» **Records supplied**
:::::

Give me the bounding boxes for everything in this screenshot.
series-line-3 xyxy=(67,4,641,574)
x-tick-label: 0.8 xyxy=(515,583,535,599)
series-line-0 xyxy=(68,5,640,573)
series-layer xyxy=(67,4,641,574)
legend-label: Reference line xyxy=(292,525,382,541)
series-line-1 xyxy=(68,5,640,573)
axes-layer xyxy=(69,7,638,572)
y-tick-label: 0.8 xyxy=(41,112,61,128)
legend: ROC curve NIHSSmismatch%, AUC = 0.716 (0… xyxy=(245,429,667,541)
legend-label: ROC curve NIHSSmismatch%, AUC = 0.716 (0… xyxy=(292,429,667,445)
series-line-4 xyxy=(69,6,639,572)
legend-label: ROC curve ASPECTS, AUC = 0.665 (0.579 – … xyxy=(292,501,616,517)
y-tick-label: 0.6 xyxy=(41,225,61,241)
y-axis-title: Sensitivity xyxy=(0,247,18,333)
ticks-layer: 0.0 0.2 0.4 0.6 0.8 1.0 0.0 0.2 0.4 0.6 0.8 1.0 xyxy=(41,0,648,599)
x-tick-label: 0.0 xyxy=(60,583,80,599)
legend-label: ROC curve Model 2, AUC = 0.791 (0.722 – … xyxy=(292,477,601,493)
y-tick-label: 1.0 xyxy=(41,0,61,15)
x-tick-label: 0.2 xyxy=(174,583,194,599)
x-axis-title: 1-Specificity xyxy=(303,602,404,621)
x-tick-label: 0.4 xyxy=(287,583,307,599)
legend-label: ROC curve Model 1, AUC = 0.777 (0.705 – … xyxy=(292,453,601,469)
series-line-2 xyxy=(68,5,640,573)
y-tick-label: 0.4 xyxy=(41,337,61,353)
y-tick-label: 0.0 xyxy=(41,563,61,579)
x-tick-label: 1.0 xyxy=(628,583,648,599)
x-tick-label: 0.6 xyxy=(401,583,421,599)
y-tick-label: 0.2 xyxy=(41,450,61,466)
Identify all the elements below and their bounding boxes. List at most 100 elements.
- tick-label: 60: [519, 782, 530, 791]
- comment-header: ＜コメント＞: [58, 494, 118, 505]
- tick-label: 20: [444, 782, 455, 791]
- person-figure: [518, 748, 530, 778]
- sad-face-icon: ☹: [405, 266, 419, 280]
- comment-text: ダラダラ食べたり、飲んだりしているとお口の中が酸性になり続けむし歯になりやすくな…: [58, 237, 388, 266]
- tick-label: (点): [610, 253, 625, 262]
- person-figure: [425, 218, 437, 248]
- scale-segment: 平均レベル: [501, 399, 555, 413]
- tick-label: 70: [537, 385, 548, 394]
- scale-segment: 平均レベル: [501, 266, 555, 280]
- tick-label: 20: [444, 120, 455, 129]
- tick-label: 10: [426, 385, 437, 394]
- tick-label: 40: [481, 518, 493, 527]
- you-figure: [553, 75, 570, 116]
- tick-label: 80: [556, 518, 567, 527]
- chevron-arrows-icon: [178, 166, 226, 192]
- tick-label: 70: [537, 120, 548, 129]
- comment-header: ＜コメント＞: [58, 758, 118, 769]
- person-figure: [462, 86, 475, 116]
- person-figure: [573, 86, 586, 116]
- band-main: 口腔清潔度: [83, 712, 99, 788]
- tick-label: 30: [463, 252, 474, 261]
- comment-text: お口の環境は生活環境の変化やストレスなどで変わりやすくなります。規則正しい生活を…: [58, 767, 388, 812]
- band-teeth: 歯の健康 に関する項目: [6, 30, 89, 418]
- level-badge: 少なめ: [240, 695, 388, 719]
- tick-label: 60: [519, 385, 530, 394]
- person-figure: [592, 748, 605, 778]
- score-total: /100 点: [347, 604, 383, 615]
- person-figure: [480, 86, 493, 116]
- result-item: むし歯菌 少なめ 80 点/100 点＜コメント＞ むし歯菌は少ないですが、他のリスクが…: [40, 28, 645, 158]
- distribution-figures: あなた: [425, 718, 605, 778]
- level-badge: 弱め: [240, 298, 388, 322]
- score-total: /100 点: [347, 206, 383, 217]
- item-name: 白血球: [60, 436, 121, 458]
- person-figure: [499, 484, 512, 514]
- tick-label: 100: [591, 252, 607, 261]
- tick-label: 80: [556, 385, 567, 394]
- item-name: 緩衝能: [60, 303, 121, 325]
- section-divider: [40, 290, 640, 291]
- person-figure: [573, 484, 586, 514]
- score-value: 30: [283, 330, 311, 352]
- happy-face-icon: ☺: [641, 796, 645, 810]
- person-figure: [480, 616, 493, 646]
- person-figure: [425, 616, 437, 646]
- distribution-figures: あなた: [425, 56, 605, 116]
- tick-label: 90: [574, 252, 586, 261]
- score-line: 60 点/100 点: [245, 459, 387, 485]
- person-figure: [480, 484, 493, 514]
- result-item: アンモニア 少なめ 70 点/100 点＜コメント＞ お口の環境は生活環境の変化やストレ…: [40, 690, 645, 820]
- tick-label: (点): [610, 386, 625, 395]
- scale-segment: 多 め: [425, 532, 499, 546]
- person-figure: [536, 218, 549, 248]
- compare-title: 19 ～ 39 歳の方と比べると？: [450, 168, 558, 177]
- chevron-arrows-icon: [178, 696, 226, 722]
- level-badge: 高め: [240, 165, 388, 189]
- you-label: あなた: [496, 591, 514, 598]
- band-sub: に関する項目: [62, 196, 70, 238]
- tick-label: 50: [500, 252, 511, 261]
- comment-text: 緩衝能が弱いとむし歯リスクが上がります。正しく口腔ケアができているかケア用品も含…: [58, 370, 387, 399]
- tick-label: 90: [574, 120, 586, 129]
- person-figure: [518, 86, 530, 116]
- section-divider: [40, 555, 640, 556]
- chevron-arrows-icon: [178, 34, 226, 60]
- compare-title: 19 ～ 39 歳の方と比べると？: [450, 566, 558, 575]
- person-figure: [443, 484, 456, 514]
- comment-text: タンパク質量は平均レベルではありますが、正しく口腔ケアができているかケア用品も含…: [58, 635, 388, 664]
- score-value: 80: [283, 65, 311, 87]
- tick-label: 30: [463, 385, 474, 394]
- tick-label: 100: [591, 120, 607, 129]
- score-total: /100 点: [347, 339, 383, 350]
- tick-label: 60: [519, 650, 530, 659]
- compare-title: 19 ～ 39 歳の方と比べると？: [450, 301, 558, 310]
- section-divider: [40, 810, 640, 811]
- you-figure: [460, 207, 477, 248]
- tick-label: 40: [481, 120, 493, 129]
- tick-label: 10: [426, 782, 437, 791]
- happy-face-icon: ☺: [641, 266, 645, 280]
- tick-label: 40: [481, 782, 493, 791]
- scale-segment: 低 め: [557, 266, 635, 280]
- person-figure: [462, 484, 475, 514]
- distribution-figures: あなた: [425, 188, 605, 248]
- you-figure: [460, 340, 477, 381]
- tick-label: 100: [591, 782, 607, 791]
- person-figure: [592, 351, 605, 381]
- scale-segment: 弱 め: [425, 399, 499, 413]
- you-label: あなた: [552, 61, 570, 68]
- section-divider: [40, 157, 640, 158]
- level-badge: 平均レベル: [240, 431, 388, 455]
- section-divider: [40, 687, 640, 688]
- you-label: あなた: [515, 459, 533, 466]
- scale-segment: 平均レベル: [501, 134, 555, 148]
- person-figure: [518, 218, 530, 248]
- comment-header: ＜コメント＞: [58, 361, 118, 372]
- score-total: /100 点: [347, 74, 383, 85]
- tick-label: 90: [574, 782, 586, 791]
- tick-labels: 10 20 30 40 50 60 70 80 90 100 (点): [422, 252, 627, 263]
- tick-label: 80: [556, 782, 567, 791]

:::::

Rewrite the records from the start up to and including the line with "legend: ROC curve", changing "Reference line" to "Diagonal line" and keeping everything else the same.

» **Answer for the task**
Give me the bounding boxes for everything in this screenshot.
series-line-3 xyxy=(67,4,641,574)
x-tick-label: 0.8 xyxy=(515,583,535,599)
series-line-0 xyxy=(68,5,640,573)
series-layer xyxy=(67,4,641,574)
legend-label: Diagonal line xyxy=(292,525,382,541)
series-line-1 xyxy=(68,5,640,573)
axes-layer xyxy=(69,7,638,572)
y-tick-label: 0.8 xyxy=(41,112,61,128)
legend: ROC curve NIHSSmismatch%, AUC = 0.716 (0… xyxy=(245,429,667,541)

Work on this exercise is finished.